→ **Page text**:
######

Those dynamics are pushing up wage gains—adding multiple pressures on inflation. Some employers are raising prices to offset higher labor costs. Strong wage growth and hiring are also simply putting more income in Americans’ pockets.

The brisk pace of spending is a sign that consumers are for now able to absorb higher prices.

Airlines, gas stations and retailers use complex algorithms to adjust their prices in response to cost, demand and competition. WSJ’s Charity Scott explains what dynamic pricing is and why companies are using it more often. Illustration: Adele Morgan

“We’re still at a point where consumer and business resistance to higher prices is severely reduced because no one has confidence that if they wait they’ll find the price they want later,” said

Lou Crandall,

chief economist of Wrightson ICAP. “That does give businesses more pricing power, [but] that’s probably a temporary phenomenon.”

A steady pickup in housing costs, which account for nearly one-third of the CPI, is also adding to inflationary pressure. Both tenant rent and so-called owners’ equivalent rent, which estimates what homeowners would pay each month to rent their own home, rose 4.8% from a year earlier, a pace last seen in the late 1980s and early 1990s.

Wendy Fisher, the owner of Good Day Pet Sitters, a boutique dog-walking and pet-sitting service in Dallas, said inflation has strained her otherwise booming business. Rents have shot up in the neighborhoods she serves, pushing her workers to areas outside the city. Higher gasoline prices have left her staff paying around twice as much for travel compared with a year ago.

“I have a really great staff and I need to retain these people—I don’t want to lose them over the cost of gas, or to a retail store where they can park their car and stay all day,” Ms. Fisher said.

In January, she said she reduced the geographic area she serves, cutting off business to about 40 customers. She also started distributing prepaid gas cards from a nearby Shell station to her workers to offset extra travel expenses. “I need gas prices to go down long term because my bottom line is really affected,” she said.

Most economists expect the 12-month inflation rate to come down in coming months, in part due to arithmetic factors known as base effects. That is, the consumer-price index rose sharply in the spring and early summer of 2021. As those earlier readings fall out of the basis for comparison, the 12-month inflation readings will likely decline, even if inflation accelerates on a monthly basis.

With inflationary pressure from the services sector building, goods prices will have to slow markedly to bring overall inflation down more substantially.

######

(Saved data entries)
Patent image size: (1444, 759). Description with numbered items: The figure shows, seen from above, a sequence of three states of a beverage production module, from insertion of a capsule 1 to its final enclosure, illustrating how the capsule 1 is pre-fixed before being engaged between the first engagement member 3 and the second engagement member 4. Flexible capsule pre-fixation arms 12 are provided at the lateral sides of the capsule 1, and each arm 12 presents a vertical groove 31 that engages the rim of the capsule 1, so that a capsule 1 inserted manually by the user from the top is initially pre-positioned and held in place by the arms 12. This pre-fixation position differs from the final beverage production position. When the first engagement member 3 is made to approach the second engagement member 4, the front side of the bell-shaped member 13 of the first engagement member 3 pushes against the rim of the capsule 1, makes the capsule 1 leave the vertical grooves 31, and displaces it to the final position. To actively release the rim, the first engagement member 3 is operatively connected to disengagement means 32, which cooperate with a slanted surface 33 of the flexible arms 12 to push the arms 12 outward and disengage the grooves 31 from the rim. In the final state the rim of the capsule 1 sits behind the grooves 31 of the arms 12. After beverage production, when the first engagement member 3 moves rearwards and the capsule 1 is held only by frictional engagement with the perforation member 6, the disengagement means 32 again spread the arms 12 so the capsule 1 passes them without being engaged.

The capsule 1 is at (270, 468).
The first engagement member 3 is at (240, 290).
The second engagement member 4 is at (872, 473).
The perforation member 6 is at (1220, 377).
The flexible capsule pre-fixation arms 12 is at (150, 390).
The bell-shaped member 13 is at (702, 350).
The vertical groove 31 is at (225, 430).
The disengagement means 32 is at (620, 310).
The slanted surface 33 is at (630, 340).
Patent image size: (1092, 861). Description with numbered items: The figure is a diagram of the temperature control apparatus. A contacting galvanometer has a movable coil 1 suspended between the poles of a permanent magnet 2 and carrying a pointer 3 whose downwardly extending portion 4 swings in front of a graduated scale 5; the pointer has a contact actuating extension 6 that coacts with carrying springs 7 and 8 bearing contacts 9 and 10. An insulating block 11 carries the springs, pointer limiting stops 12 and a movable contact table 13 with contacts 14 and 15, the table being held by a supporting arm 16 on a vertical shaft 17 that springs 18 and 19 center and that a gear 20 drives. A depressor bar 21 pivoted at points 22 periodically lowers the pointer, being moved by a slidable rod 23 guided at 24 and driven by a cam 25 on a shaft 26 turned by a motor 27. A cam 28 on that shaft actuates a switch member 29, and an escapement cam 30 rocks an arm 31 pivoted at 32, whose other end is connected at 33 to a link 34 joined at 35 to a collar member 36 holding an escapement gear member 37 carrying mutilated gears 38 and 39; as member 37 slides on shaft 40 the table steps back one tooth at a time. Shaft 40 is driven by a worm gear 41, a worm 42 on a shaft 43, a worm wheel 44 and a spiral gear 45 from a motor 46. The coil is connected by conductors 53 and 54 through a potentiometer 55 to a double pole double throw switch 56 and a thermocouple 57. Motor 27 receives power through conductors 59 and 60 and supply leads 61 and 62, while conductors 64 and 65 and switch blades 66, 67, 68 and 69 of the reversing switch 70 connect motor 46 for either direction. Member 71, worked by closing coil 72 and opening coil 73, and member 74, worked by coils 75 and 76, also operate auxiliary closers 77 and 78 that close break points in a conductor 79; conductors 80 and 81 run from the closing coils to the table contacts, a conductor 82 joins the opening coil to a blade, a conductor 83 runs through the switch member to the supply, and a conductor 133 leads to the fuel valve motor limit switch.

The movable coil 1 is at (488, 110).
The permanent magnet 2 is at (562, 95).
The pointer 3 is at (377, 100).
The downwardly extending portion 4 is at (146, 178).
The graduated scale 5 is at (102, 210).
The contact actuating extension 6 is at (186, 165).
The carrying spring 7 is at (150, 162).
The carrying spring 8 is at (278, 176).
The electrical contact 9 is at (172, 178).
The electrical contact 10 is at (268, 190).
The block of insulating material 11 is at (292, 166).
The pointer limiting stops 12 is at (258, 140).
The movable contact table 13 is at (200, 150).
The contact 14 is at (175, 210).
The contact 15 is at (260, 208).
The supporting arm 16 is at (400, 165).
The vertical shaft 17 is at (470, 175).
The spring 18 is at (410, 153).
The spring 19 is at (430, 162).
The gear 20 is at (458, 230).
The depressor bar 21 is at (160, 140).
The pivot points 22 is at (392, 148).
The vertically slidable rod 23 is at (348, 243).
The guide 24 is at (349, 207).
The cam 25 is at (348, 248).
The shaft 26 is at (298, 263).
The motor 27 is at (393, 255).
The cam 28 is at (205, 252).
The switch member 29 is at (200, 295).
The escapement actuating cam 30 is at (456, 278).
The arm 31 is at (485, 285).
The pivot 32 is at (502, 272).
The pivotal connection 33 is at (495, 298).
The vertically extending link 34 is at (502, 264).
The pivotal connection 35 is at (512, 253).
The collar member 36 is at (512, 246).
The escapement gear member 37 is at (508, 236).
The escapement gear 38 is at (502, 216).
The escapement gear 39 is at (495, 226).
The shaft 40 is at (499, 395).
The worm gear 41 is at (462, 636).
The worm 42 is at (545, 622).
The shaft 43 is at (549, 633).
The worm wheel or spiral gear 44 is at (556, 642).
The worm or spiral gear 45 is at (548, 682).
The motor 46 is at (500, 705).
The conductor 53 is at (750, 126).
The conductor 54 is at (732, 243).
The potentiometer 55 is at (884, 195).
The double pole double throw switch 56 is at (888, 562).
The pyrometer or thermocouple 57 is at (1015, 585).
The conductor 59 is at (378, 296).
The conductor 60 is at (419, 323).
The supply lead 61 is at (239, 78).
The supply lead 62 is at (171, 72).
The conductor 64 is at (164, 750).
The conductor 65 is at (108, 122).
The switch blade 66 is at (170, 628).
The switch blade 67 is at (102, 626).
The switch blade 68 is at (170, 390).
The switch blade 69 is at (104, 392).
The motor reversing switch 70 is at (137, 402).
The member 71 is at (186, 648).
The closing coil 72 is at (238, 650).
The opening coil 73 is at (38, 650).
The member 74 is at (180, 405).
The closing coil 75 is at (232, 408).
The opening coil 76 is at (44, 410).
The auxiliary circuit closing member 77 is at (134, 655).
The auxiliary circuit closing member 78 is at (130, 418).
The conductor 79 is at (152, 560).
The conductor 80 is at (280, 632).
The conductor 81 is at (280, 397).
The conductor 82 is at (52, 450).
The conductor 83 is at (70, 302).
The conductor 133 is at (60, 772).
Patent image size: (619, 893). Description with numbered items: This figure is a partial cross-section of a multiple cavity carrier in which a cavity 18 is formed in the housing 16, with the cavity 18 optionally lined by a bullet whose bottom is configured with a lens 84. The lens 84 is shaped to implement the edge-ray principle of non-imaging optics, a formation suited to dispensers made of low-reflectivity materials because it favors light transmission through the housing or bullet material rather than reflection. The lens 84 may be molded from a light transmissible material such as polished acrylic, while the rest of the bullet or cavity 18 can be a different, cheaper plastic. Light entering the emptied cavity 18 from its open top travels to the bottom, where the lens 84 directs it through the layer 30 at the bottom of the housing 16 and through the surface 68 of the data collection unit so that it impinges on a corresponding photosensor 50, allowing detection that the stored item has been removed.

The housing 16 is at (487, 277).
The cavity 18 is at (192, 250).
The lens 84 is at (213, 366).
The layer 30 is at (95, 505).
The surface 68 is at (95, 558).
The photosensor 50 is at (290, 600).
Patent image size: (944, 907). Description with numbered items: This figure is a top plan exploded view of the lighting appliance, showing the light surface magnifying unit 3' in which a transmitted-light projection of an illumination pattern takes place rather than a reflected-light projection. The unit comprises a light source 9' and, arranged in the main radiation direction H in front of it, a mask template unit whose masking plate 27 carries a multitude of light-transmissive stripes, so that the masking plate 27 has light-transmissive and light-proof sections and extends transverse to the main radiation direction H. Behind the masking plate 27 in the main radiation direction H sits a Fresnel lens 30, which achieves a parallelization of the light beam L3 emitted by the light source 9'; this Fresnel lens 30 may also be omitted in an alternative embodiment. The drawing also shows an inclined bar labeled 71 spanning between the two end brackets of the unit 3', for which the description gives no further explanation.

######

→ **What the exercise asks**:
Set down everything in the inflation article from "Wendy Fisher, the" down to "a year ago.".

→ **Output below**:
Wendy Fisher, the owner of Good Day Pet Sitters, a boutique dog-walking and pet-sitting service in Dallas, said inflation has strained her otherwise booming business. Rents have shot up in the neighborhoods she serves, pushing her workers to areas outside the city. Higher gasoline prices have left her staff paying around twice as much for travel compared with a year ago.